- Dataset records -
────

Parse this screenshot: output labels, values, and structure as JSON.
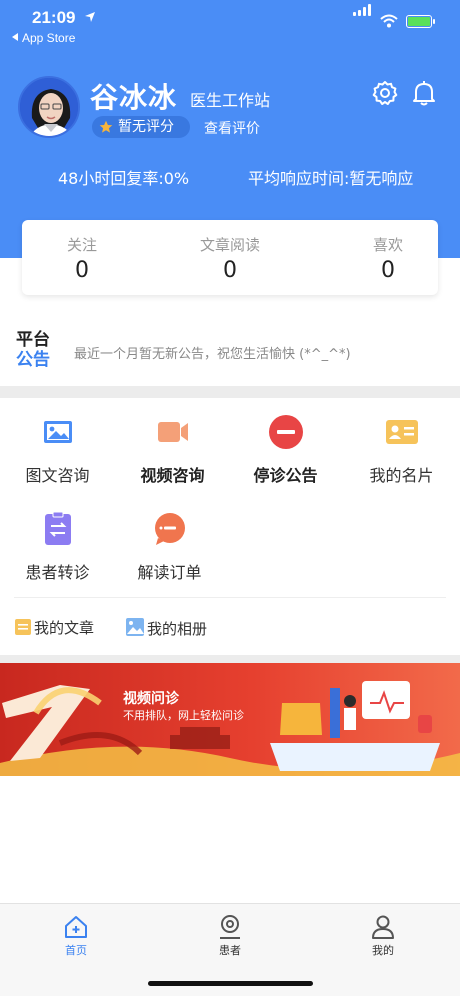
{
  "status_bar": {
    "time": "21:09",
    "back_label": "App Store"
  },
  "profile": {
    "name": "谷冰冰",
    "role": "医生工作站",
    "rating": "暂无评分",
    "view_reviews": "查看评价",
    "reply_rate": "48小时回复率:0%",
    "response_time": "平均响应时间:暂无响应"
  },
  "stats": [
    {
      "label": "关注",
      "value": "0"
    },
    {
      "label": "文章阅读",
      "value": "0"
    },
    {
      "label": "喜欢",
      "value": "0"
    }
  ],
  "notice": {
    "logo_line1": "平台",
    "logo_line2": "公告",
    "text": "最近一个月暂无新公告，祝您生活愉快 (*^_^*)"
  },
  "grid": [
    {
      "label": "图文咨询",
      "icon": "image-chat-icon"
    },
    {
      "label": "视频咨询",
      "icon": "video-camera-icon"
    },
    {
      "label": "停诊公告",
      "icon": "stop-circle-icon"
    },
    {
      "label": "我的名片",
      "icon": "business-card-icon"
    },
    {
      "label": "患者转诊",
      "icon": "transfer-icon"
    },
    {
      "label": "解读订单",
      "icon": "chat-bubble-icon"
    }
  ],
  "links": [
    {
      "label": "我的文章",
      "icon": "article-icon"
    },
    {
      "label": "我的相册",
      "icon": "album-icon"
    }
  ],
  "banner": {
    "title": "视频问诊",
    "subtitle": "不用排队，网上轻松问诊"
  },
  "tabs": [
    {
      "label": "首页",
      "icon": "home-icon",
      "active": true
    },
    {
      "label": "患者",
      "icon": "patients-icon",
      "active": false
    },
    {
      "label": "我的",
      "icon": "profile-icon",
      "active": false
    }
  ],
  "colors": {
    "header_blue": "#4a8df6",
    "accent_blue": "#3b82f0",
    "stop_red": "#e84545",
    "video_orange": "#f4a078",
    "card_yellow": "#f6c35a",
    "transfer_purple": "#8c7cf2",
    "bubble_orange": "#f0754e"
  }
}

────

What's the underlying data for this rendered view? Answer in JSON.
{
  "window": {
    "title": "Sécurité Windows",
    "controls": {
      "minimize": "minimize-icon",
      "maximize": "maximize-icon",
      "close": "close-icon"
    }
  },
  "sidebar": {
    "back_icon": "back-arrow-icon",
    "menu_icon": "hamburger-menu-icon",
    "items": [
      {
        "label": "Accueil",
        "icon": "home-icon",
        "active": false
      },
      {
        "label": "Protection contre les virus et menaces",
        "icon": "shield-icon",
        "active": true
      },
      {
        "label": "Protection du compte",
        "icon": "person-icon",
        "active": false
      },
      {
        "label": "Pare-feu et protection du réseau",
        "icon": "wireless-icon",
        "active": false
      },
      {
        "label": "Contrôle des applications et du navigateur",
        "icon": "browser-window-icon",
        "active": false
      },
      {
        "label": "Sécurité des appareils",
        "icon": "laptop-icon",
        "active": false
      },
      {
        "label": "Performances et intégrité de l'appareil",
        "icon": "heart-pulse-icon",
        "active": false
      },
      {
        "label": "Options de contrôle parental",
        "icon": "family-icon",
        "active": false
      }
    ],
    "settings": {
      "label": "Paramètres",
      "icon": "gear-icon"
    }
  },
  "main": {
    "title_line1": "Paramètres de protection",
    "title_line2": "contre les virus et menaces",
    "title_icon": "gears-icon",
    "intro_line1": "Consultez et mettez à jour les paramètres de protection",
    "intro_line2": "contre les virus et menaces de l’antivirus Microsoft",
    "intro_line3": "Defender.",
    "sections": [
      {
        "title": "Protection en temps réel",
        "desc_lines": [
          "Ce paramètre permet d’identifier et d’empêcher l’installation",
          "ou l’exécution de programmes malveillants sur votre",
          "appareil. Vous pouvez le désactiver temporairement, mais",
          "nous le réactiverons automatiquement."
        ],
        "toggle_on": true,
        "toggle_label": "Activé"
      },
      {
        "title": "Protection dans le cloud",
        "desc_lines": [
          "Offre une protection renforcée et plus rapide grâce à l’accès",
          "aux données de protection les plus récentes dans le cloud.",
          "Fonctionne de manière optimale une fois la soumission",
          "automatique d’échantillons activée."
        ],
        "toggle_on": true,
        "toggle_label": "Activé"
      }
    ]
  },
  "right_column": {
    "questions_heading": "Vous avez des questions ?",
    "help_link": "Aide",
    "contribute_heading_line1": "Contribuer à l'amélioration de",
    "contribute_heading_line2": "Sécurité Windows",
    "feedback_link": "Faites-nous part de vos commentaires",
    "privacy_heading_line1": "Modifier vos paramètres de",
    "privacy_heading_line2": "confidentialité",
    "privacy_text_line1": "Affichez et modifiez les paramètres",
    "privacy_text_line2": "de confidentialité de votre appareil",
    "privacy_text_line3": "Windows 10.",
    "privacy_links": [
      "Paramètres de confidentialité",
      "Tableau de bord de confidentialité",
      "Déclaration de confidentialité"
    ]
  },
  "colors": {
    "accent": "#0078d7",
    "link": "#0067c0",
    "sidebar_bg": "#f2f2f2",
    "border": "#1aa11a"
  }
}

────

- Task brief -
Every line with the word "Vous" in it should be copied from the listing above.

- Answer to the exercise -
          "appareil. Vous pouvez le désactiver temporairement, mais",
    "questions_heading": "Vous avez des questions ?",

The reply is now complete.